## WORK REQUIRED
Copy down every line where the string "Amend" shows up.
= = = = =
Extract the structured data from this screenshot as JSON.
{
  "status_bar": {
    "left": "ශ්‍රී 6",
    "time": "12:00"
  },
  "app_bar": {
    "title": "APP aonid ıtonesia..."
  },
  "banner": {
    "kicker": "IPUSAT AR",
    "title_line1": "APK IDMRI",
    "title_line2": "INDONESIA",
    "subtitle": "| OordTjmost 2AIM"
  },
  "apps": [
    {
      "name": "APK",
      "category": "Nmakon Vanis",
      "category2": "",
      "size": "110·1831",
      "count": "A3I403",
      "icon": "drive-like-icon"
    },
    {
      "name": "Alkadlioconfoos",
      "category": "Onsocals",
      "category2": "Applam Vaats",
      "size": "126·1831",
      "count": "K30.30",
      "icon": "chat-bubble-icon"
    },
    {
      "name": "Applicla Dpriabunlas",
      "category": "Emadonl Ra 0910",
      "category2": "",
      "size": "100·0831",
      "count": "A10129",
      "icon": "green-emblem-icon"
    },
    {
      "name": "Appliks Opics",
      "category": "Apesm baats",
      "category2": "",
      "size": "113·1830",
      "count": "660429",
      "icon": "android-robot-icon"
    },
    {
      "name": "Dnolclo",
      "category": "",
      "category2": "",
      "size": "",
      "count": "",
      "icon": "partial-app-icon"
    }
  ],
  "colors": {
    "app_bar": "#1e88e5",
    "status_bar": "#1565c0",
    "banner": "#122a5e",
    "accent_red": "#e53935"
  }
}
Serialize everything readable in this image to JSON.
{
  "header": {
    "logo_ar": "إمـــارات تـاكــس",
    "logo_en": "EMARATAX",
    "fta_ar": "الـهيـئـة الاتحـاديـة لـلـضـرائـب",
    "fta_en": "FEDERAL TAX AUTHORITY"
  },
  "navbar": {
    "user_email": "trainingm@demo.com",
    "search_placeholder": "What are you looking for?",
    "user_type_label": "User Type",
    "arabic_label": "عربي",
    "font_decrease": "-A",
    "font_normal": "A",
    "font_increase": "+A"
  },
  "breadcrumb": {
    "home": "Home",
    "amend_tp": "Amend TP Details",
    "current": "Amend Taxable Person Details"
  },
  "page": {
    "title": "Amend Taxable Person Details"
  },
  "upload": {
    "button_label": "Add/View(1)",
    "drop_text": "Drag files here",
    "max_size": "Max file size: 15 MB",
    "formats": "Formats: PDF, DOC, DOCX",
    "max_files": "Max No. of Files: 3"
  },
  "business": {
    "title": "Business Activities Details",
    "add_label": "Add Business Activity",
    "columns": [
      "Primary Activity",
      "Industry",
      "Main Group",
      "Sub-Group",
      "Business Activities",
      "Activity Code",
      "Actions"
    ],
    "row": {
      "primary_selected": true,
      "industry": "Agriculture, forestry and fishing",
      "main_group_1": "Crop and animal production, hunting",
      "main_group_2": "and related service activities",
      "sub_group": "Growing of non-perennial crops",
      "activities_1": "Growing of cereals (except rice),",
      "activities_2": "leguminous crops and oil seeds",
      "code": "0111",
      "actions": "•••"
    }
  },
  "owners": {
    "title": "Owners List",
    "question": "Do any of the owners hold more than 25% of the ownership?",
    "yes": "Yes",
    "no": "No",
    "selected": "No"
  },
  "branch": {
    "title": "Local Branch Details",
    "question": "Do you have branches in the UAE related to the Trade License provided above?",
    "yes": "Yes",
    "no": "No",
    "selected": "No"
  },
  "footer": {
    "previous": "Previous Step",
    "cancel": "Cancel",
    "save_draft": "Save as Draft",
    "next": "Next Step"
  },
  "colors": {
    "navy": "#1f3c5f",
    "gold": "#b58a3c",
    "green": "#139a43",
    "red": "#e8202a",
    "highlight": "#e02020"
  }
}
= = = = =
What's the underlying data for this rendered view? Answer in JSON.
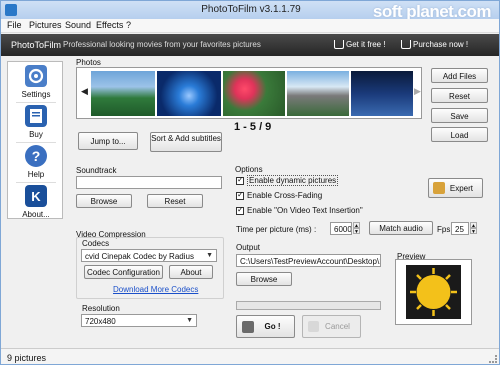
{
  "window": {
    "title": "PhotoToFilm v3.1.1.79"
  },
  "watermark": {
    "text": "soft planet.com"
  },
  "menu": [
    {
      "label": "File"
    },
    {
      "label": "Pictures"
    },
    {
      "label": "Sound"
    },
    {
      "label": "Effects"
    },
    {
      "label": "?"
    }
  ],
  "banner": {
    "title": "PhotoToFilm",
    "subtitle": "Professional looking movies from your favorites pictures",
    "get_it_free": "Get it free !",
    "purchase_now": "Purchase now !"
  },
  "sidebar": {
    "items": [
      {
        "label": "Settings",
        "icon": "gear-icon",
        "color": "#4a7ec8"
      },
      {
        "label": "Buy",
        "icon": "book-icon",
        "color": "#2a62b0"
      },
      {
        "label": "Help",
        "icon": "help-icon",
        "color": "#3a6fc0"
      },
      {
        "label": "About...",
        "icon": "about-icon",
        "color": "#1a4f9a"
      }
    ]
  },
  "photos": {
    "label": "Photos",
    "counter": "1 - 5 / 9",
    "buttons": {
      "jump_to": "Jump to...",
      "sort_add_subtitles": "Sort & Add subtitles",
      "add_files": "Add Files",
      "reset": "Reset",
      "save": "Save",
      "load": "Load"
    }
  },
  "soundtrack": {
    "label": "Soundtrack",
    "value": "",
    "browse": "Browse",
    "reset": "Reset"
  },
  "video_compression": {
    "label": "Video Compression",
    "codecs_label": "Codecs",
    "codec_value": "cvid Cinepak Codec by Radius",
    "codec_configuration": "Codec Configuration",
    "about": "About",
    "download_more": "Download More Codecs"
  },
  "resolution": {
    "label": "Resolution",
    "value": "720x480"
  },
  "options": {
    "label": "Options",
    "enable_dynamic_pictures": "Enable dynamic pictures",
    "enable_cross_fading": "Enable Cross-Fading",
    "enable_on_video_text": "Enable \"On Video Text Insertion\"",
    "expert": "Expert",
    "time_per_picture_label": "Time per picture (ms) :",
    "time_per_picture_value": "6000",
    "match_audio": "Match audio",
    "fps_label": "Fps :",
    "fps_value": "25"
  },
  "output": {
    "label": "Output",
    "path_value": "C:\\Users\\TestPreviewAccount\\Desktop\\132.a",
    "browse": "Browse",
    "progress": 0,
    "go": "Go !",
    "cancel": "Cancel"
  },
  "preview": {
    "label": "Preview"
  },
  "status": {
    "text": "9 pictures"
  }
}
= = = = =
## SOLUTION TO THIS EXERCISE
    "amend_tp": "Amend TP Details",
    "current": "Amend Taxable Person Details"
    "title": "Amend Taxable Person Details"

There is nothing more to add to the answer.